> **Directions**
Copy the lines starting at the beginning of the listing and ending with the line that contains "extract all elements", both included, character for character. Leave the pictures out of your copy.
----- Supplied material
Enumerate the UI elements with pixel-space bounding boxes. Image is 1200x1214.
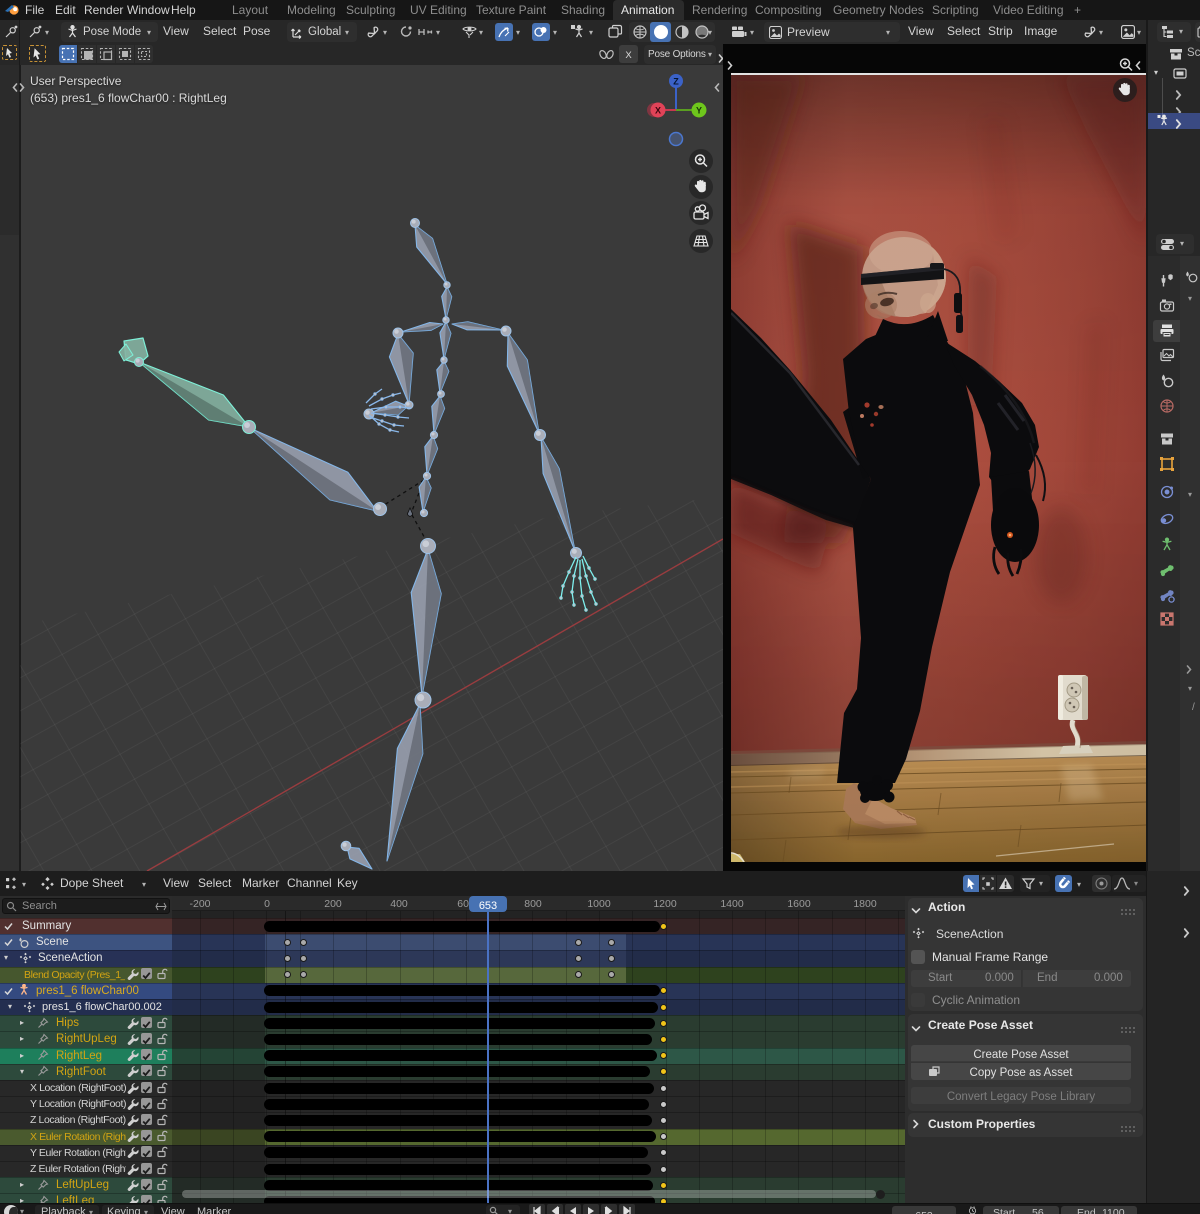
svg-text:X: X <box>655 106 661 116</box>
svg-text:Y: Y <box>696 106 702 116</box>
svg-text:Z: Z <box>673 77 679 87</box>
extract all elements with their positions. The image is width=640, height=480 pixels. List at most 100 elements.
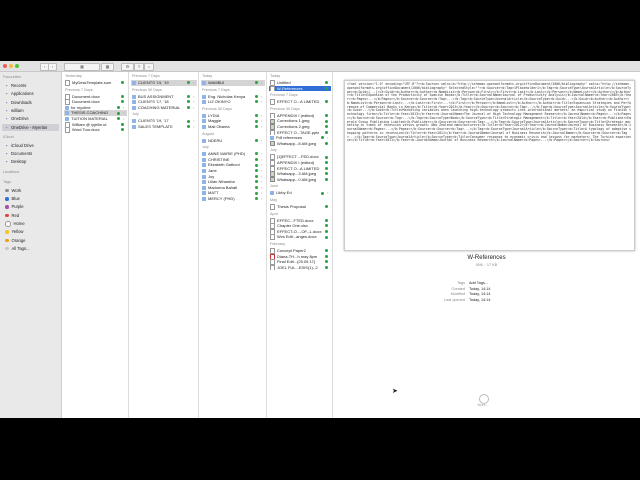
sidebar-item-label: Purple (11, 204, 24, 210)
close-window-button[interactable] (3, 64, 7, 68)
folder-icon (202, 191, 206, 196)
item-name: Maggie (208, 118, 222, 124)
sidebar-item[interactable]: Blue (2, 195, 59, 202)
folder-icon (202, 138, 206, 143)
folder-row[interactable]: SALES TEMPLATE › (131, 124, 197, 130)
sync-status-icon (321, 191, 324, 195)
folder-row[interactable]: Mali Obama › (201, 124, 265, 130)
sidebar-item[interactable]: Work (2, 187, 59, 194)
sidebar-item[interactable]: Home (2, 220, 59, 227)
sidebar-section-header: Tags (3, 179, 12, 184)
action-gear-icon[interactable]: ⚙ (121, 63, 134, 71)
date-group-header: July (202, 145, 209, 150)
column-3[interactable]: Today WAMBUI › Previous 7 Days Eng. Nicholas… (199, 72, 267, 418)
item-name: TUITION MATERIAL (71, 116, 108, 121)
date-group-header: July (270, 148, 277, 153)
tag-icon[interactable]: ○ (144, 63, 154, 71)
tag-color-dot-icon (5, 221, 11, 227)
folder-row[interactable]: MERCY (PHD) › (201, 196, 265, 202)
sidebar-item[interactable]: Yellow (2, 228, 59, 235)
sync-status-icon (325, 249, 328, 253)
sync-status-icon (325, 113, 328, 117)
sync-status-icon (255, 119, 258, 123)
sidebar-item[interactable]: ▪ Desktop (2, 158, 59, 165)
chevron-right-icon: › (193, 124, 195, 129)
folder-icon (202, 163, 206, 168)
item-name: Concept Paper2 (277, 248, 306, 254)
file-row[interactable]: JOEL FUL...ESIS(1)--2 (269, 264, 331, 271)
sidebar-item-label: OneDrive (11, 116, 29, 122)
item-name: Jane (208, 168, 217, 173)
sidebar-item-label: william (11, 107, 24, 113)
file-row[interactable]: W-References (269, 85, 331, 92)
sync-status-icon (325, 141, 328, 145)
column-1[interactable]: Yesterday MyDeskTemplate.sum Previous 7 Da… (62, 72, 129, 418)
file-row[interactable]: Word Tour.docx (64, 127, 127, 133)
sidebar-item[interactable]: ▪ OneDrive (2, 115, 59, 122)
file-row[interactable]: EFFECT O...A LIMITED (269, 99, 331, 105)
sidebar-item[interactable]: ▪ Applications (2, 90, 59, 97)
item-name: Document.docx (72, 99, 100, 105)
sync-status-icon (325, 161, 328, 165)
file-row[interactable]: Whatsapp...0 AM.jpeg (269, 177, 331, 183)
sidebar-item[interactable]: ▪ Downloads (2, 99, 59, 106)
applications-icon: ▪ (5, 91, 8, 97)
file-row[interactable]: Thesis Proposal (269, 204, 331, 210)
folder-row[interactable]: LIZ OKINYO › (201, 99, 265, 105)
file-row[interactable]: Whatsapp...8 AM.jpeg (269, 141, 331, 147)
sidebar-item[interactable]: ▪ iCloud Drive (2, 142, 59, 149)
folder-row[interactable]: NDERU › (201, 138, 265, 144)
date-group-header: Previous 7 Days (270, 93, 298, 98)
sidebar-item[interactable]: Purple (2, 203, 59, 210)
sidebar-item[interactable]: ▪ Recents (2, 82, 59, 89)
metadata-value: Today, 14:14 (469, 297, 491, 302)
clock-icon: ▪ (5, 83, 8, 88)
file-row[interactable]: Wvs Edit...anges.docx (269, 234, 331, 240)
folder-row[interactable]: WAMBUI › (201, 80, 265, 86)
sync-status-icon (255, 152, 258, 156)
item-name: Diana-TH...h may 8pm (277, 253, 318, 259)
share-icon[interactable]: ⇪ (134, 63, 144, 71)
folder-icon (65, 116, 69, 121)
document-icon (65, 80, 70, 86)
item-name: THESIS COACHING (71, 110, 109, 116)
item-name: Chapter One.xlsx (277, 223, 308, 229)
forward-button[interactable]: › (48, 63, 57, 71)
sync-status-icon (255, 169, 258, 173)
document-icon (270, 85, 275, 92)
minimize-window-button[interactable] (9, 64, 13, 68)
chevron-right-icon: › (261, 196, 263, 201)
folder-icon (65, 111, 69, 116)
item-name: Thesis Proposal (277, 204, 306, 210)
item-name: Libby Ed (276, 190, 292, 196)
date-group-header: February (270, 242, 286, 246)
sync-status-icon (187, 105, 190, 109)
file-row[interactable]: MyDeskTemplate.sum (64, 80, 127, 86)
sidebar-item-label: Desktop (11, 159, 27, 165)
folder-row[interactable]: CLIENTS '19, '19 › (131, 80, 197, 86)
group-button[interactable]: ▦ (101, 63, 114, 71)
column-2[interactable]: Previous 7 Days CLIENTS '19, '19 › Previous… (129, 72, 199, 418)
sync-status-icon (255, 163, 258, 167)
sidebar-item[interactable]: Red (2, 212, 59, 219)
view-mode-selector[interactable]: ▦ (64, 63, 100, 71)
tag-color-dot-icon (5, 197, 9, 201)
folder-row[interactable]: COACHING MATERIAL › (131, 105, 197, 111)
column-4[interactable]: Today Untitled W-References Previous 7 Days… (267, 72, 333, 418)
sidebar-item[interactable]: Orange (2, 237, 59, 244)
sync-status-icon (255, 81, 258, 85)
sidebar-item-label: Documents (11, 151, 33, 157)
add-tags-field[interactable]: Add Tags... (469, 281, 488, 285)
folder-icon (132, 124, 136, 129)
item-name: for myoline (71, 104, 91, 110)
sidebar-item[interactable]: ▪ william (2, 107, 59, 114)
sidebar-item[interactable]: All Tags... (2, 245, 59, 252)
folder-icon (202, 174, 206, 179)
zoom-window-button[interactable] (15, 64, 19, 68)
home-icon: ▪ (5, 107, 8, 113)
folder-icon (132, 80, 136, 85)
sidebar-item[interactable]: ▪ Documents (2, 150, 59, 157)
tag-color-dot-icon (5, 205, 9, 209)
sidebar-item[interactable]: ▪ OneDrive - Myerlan (2, 123, 59, 131)
folder-row[interactable]: Libby Ed › (269, 190, 331, 196)
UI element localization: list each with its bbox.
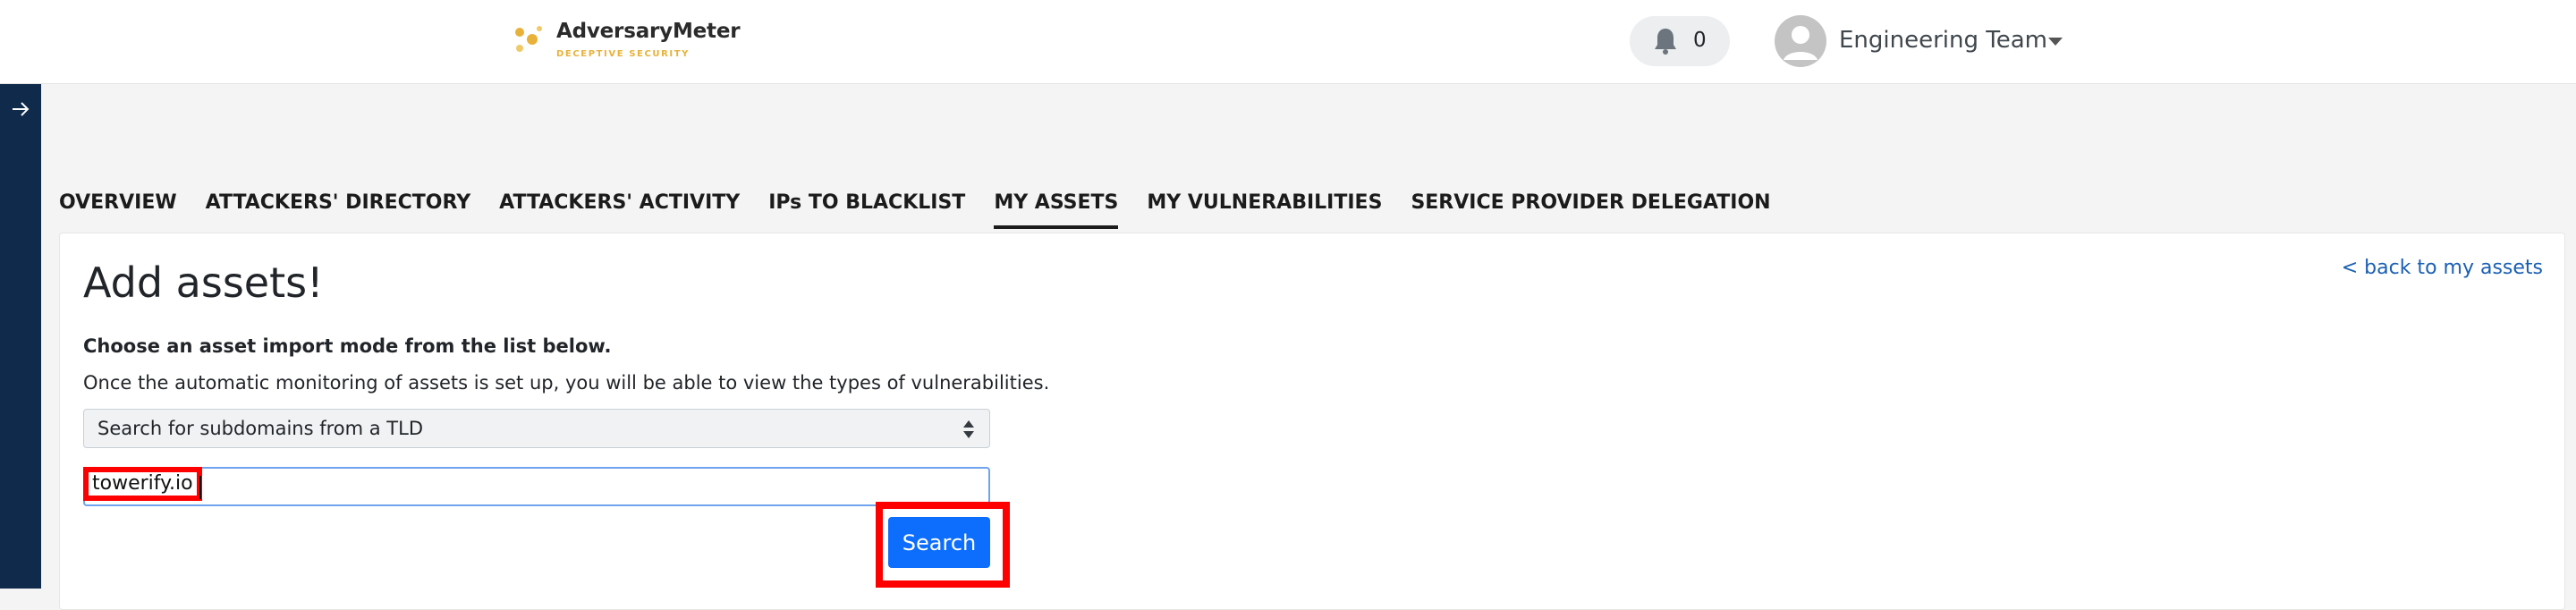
tab-my-assets[interactable]: MY ASSETS bbox=[994, 179, 1119, 229]
brand-name: AdversaryMeter bbox=[556, 20, 741, 43]
sort-arrows-icon bbox=[963, 420, 974, 438]
nav-tabs: OVERVIEW ATTACKERS' DIRECTORY ATTACKERS'… bbox=[59, 179, 1800, 229]
user-menu[interactable]: Engineering Team bbox=[1775, 15, 2079, 67]
arrow-right-icon[interactable] bbox=[10, 98, 31, 120]
avatar-icon bbox=[1775, 15, 1826, 67]
search-button[interactable]: Search bbox=[888, 517, 990, 568]
text-cursor bbox=[199, 476, 201, 499]
import-mode-select[interactable]: Search for subdomains from a TLD bbox=[83, 409, 990, 448]
tab-ips-to-blacklist[interactable]: IPs TO BLACKLIST bbox=[768, 179, 965, 229]
tab-attackers-activity[interactable]: ATTACKERS' ACTIVITY bbox=[499, 179, 740, 229]
tab-my-vulnerabilities[interactable]: MY VULNERABILITIES bbox=[1147, 179, 1382, 229]
tab-attackers-directory[interactable]: ATTACKERS' DIRECTORY bbox=[206, 179, 471, 229]
bell-icon bbox=[1655, 29, 1676, 55]
import-mode-value: Search for subdomains from a TLD bbox=[97, 418, 424, 439]
add-assets-card: Add assets! < back to my assets Choose a… bbox=[59, 233, 2565, 610]
import-mode-instruction: Choose an asset import mode from the lis… bbox=[83, 335, 612, 357]
tab-overview[interactable]: OVERVIEW bbox=[59, 179, 177, 229]
sidebar bbox=[0, 84, 41, 589]
logo-icon bbox=[515, 26, 542, 52]
domain-input[interactable]: towerify.io bbox=[83, 467, 990, 506]
search-highlight: Search bbox=[876, 502, 1010, 588]
monitoring-info: Once the automatic monitoring of assets … bbox=[83, 372, 1050, 394]
domain-input-value: towerify.io bbox=[83, 467, 202, 501]
chevron-down-icon bbox=[2048, 38, 2063, 46]
brand-tagline: DECEPTIVE SECURITY bbox=[556, 49, 691, 59]
back-to-assets-link[interactable]: < back to my assets bbox=[2342, 257, 2543, 279]
tab-service-provider-delegation[interactable]: SERVICE PROVIDER DELEGATION bbox=[1411, 179, 1770, 229]
user-name: Engineering Team bbox=[1839, 27, 2047, 54]
notification-count: 0 bbox=[1693, 29, 1707, 52]
notifications-button[interactable]: 0 bbox=[1630, 16, 1730, 66]
page-title: Add assets! bbox=[83, 258, 324, 307]
top-bar: AdversaryMeter DECEPTIVE SECURITY 0 Engi… bbox=[0, 0, 2576, 84]
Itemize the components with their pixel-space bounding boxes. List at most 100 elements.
----------
> **Output for this exercise**
Enumerate the UI elements with pixel-space bounding boxes. Image is 1200x1214.
svg-text:X: X <box>655 106 661 116</box>
svg-text:Y: Y <box>696 106 702 116</box>
svg-text:Z: Z <box>673 77 679 87</box>
extract all elements with their positions. The image is width=640, height=480 pixels. List at most 100 elements.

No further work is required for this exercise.